WHAT IS NEEDED:
Return the lines of the listing below word for word, from the start of the listing through the line that contains "histogram-bar xyxy=(125,323,149,399)", with both ends included.

Dataset records:
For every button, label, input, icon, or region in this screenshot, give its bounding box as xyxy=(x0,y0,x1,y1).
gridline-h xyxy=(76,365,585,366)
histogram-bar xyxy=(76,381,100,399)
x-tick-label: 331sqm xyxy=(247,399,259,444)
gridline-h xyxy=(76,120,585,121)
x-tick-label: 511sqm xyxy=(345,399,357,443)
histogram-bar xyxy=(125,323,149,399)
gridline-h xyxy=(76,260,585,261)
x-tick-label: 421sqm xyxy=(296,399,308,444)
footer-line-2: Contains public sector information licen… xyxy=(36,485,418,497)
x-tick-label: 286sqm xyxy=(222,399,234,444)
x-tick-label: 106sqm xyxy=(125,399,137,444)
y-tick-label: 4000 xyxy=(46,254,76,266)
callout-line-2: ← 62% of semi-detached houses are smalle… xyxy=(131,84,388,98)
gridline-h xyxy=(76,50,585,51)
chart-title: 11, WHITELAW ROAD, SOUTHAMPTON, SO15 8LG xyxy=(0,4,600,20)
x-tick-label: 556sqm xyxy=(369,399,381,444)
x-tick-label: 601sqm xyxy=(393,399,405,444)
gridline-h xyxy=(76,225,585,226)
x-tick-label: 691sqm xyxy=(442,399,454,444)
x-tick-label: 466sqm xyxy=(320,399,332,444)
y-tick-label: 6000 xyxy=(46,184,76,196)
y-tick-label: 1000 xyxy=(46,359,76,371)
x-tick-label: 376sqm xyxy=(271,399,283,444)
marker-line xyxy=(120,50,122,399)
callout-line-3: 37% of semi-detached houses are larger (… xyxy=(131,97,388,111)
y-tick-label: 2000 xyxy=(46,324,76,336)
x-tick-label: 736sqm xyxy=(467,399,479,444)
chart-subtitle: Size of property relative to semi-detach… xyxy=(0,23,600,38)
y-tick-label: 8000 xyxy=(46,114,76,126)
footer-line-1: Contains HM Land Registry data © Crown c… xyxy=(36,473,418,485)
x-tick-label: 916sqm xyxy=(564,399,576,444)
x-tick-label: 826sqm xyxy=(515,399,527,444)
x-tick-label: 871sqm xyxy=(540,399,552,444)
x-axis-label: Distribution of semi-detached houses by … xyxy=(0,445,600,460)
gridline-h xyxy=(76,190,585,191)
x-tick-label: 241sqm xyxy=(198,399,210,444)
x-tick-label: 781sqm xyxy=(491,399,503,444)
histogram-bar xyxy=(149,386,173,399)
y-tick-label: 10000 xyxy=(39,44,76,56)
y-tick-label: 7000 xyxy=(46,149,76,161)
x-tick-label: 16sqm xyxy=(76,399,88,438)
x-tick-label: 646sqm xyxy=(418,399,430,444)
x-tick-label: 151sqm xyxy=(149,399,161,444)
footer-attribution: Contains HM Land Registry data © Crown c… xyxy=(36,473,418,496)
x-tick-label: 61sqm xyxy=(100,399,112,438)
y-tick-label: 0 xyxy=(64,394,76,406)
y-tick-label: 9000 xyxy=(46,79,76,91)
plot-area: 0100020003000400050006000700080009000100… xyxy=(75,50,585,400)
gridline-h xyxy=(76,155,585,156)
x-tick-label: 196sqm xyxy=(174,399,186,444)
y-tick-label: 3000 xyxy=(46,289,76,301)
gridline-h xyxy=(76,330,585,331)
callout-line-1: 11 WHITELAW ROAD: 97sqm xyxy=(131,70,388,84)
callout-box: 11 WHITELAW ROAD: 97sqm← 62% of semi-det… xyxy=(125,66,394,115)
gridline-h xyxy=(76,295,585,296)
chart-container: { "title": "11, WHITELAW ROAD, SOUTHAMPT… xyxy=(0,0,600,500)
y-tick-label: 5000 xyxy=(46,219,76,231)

FULL RESPONSE:
For every button, label, input, icon, or region in this screenshot, give its bounding box as xyxy=(x0,y0,x1,y1).
gridline-h xyxy=(76,365,585,366)
histogram-bar xyxy=(76,381,100,399)
x-tick-label: 331sqm xyxy=(247,399,259,444)
gridline-h xyxy=(76,120,585,121)
x-tick-label: 511sqm xyxy=(345,399,357,443)
histogram-bar xyxy=(125,323,149,399)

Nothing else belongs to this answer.